# Prompt
Go through the data below. Pull out every line that has the word "Number".

Figure collection entries:

+ + +

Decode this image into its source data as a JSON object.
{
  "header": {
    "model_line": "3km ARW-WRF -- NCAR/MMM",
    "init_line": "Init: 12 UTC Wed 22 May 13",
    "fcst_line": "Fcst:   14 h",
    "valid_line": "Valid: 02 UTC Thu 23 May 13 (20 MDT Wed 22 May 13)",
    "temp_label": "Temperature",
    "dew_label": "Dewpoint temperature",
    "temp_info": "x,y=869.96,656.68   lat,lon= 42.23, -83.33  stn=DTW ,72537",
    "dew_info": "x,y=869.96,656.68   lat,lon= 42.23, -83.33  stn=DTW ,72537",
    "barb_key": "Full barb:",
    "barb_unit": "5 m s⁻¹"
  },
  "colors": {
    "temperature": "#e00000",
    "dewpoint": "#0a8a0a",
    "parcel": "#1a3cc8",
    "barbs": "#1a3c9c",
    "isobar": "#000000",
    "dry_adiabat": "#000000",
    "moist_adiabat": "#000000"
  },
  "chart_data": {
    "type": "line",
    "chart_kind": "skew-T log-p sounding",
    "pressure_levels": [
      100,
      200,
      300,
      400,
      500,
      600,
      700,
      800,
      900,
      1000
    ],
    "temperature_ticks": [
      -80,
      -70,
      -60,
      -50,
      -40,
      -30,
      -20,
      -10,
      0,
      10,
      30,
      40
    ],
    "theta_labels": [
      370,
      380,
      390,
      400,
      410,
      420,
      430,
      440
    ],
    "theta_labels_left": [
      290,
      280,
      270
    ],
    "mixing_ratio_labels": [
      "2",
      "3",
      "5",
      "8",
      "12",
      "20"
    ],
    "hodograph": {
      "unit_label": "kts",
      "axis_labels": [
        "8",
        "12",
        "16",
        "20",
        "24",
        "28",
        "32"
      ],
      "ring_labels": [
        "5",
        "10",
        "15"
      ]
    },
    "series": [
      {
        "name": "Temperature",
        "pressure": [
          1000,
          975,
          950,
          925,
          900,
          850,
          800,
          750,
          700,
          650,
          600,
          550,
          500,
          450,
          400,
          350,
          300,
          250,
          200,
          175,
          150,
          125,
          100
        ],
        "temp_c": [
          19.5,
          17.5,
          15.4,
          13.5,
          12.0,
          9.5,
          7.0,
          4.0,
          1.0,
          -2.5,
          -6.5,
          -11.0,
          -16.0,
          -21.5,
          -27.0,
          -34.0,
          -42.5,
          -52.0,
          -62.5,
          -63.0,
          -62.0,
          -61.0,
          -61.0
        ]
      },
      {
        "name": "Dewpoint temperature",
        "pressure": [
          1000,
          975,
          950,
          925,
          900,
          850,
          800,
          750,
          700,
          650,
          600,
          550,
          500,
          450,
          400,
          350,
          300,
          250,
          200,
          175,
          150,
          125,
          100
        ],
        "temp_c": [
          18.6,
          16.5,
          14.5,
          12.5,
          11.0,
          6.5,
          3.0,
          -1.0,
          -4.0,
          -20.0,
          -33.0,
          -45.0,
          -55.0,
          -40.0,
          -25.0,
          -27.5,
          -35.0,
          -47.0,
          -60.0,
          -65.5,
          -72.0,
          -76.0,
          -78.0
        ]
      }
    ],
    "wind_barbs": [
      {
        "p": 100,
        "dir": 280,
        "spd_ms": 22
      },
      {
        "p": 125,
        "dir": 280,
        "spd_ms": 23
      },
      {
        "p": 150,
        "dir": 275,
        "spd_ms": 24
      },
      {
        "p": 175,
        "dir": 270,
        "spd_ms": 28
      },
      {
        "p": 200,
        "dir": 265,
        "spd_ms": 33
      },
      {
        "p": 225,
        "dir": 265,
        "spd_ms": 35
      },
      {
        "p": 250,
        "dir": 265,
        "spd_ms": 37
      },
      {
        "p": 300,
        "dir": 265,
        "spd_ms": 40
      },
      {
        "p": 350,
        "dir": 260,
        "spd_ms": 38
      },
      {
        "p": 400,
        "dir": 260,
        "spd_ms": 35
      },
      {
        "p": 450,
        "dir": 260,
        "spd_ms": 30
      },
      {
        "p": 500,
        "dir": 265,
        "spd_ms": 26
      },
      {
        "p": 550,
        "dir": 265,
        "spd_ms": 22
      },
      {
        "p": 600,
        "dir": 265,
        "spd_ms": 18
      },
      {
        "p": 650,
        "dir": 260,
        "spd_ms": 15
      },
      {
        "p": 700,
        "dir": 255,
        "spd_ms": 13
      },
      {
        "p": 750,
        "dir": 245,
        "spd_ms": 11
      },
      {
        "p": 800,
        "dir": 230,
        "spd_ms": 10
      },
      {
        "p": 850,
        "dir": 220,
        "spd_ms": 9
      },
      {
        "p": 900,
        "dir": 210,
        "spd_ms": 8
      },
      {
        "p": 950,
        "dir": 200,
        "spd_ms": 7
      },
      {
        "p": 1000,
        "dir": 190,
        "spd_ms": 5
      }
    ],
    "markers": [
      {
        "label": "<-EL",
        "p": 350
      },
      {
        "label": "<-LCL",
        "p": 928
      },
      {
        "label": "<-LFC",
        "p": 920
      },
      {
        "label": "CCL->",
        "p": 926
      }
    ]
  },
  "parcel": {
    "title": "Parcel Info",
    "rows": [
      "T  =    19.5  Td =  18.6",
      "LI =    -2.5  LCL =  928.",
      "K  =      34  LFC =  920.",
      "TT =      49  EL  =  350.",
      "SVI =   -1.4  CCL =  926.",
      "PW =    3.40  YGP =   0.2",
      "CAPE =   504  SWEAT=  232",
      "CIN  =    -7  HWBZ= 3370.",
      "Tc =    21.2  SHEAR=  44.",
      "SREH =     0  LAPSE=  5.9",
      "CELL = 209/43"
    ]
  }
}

+ + +

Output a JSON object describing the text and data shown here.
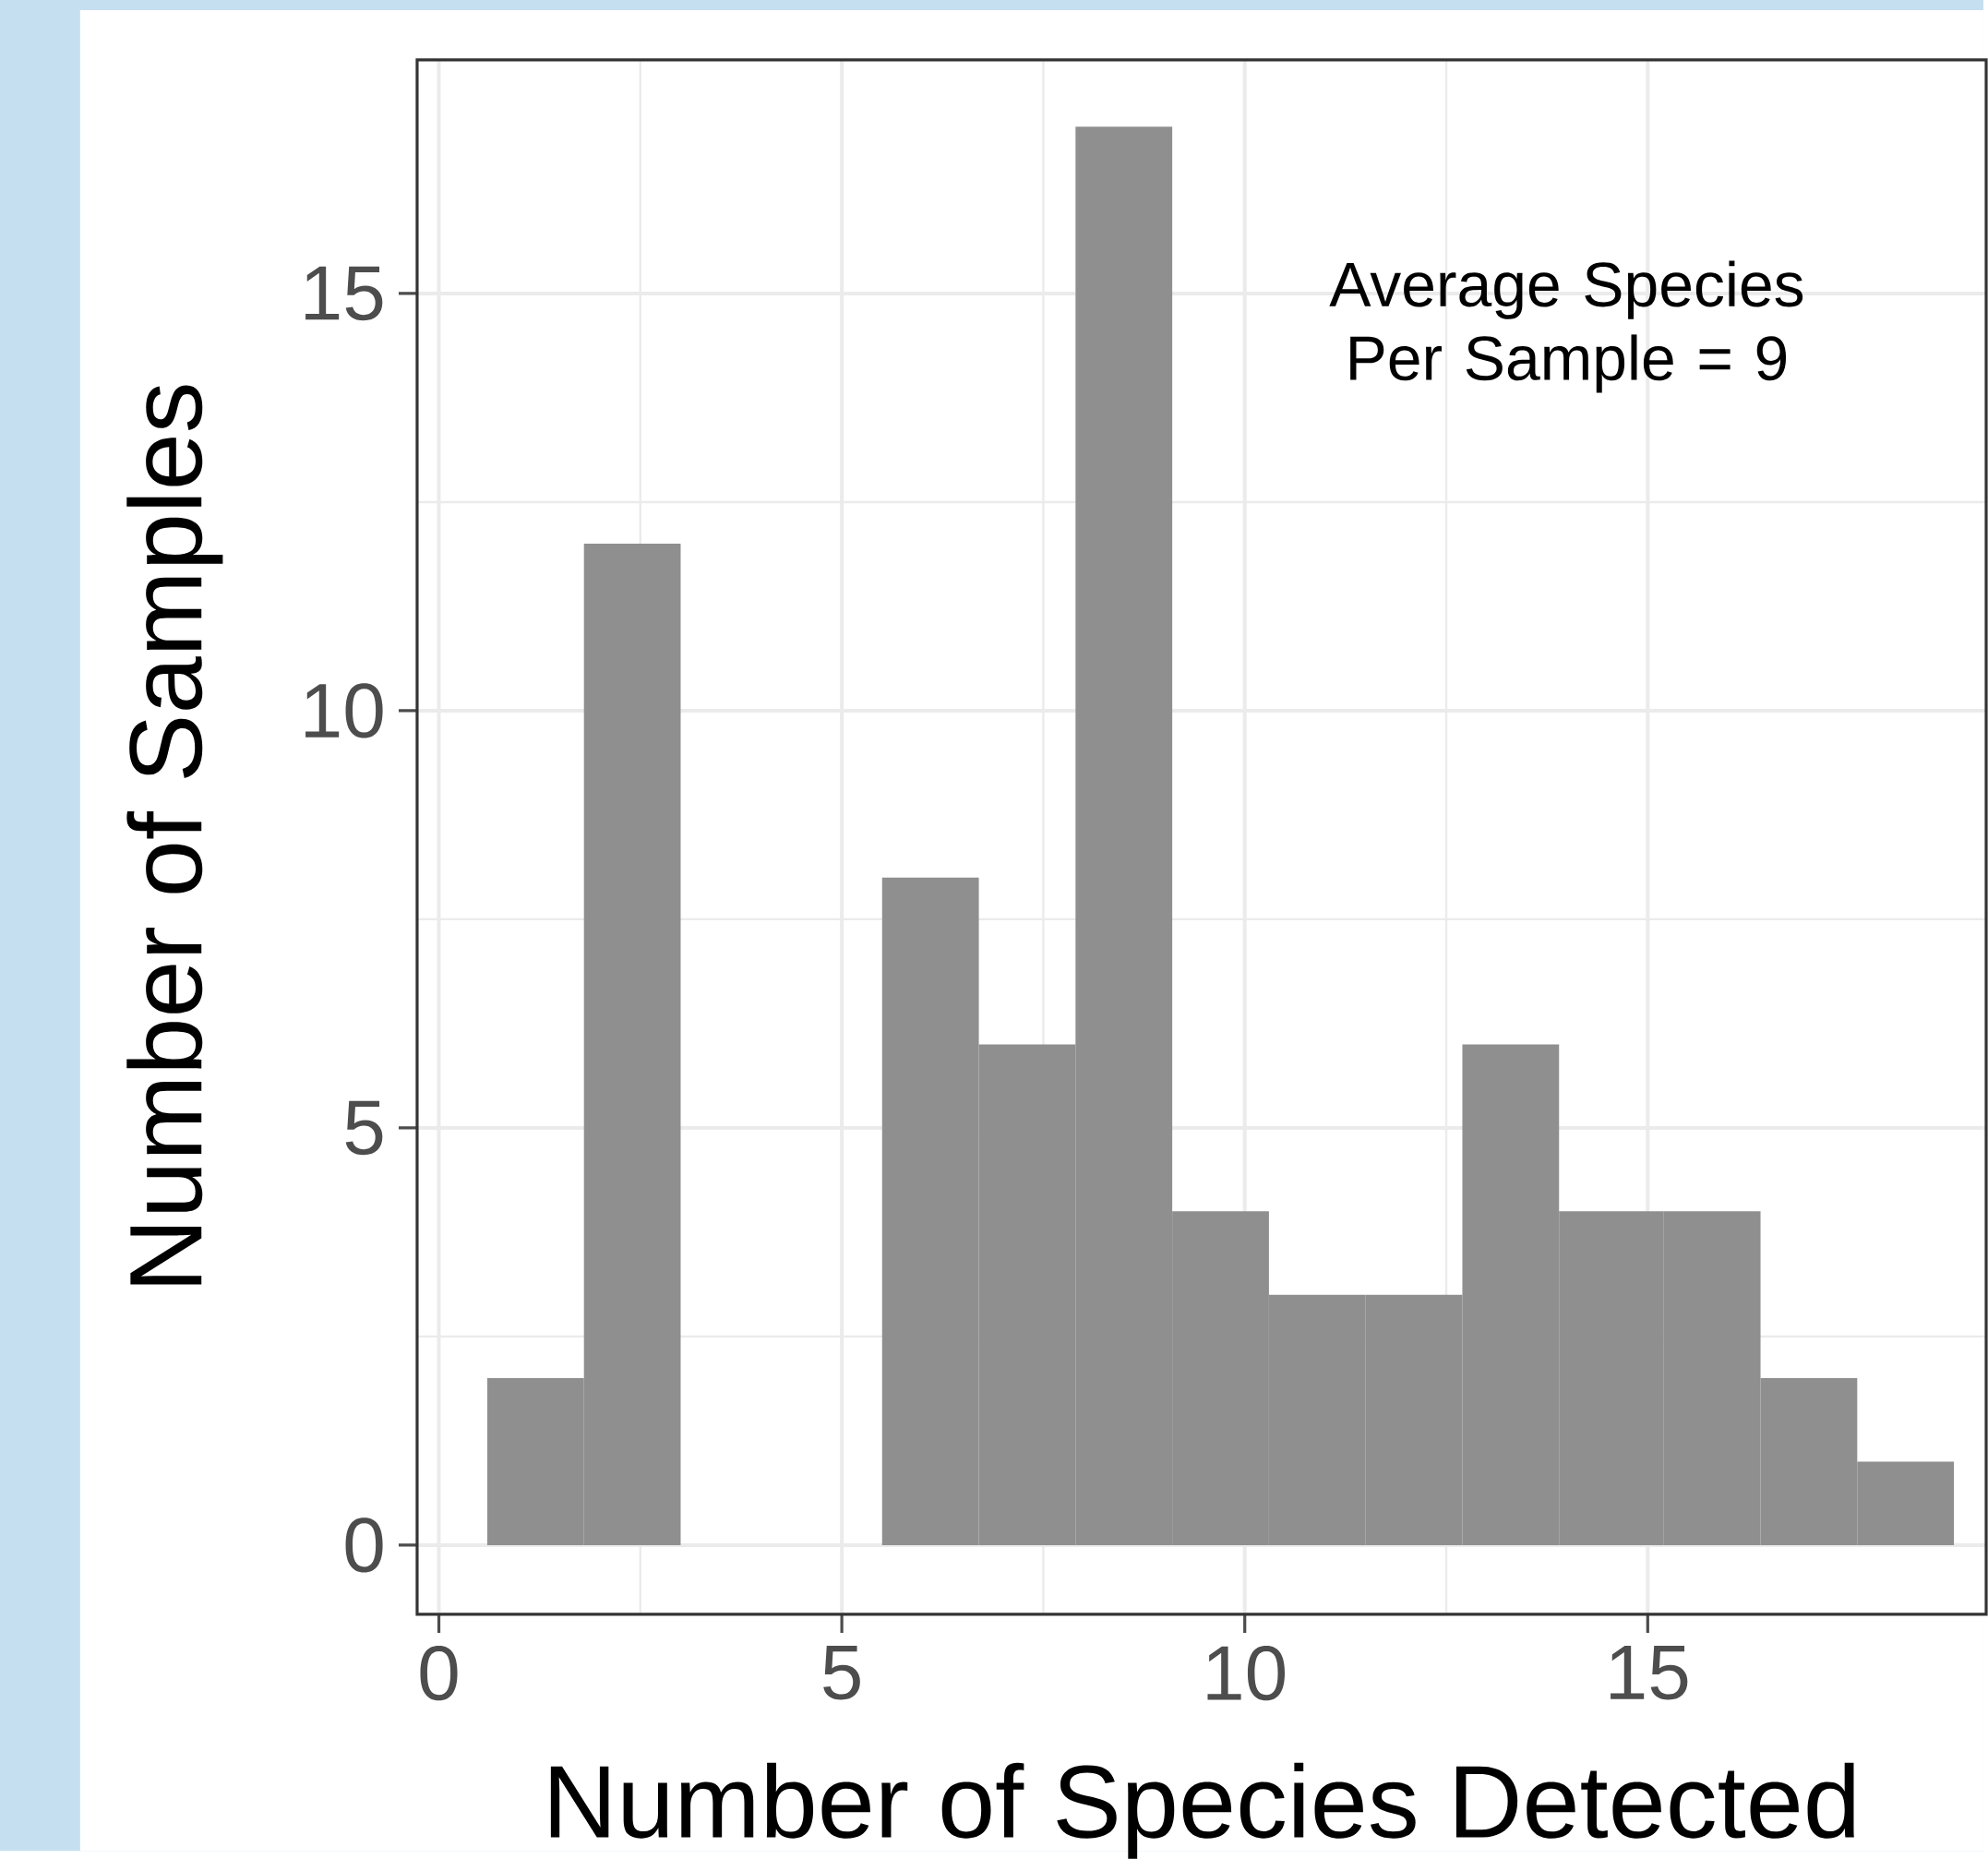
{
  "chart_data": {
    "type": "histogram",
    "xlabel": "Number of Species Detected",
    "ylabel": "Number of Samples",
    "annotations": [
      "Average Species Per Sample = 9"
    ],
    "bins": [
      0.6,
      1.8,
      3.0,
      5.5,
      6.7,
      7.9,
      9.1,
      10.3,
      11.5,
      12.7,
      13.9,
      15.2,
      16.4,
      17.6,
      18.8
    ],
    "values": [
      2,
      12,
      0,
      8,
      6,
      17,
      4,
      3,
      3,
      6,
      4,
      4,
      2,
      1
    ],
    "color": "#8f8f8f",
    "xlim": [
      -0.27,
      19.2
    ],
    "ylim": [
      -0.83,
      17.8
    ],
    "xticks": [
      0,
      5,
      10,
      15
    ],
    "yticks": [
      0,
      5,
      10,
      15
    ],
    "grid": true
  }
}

+ + +

# Solved exercise
    "xlabel": "Number of Species Detected",
    "ylabel": "Number of Samples",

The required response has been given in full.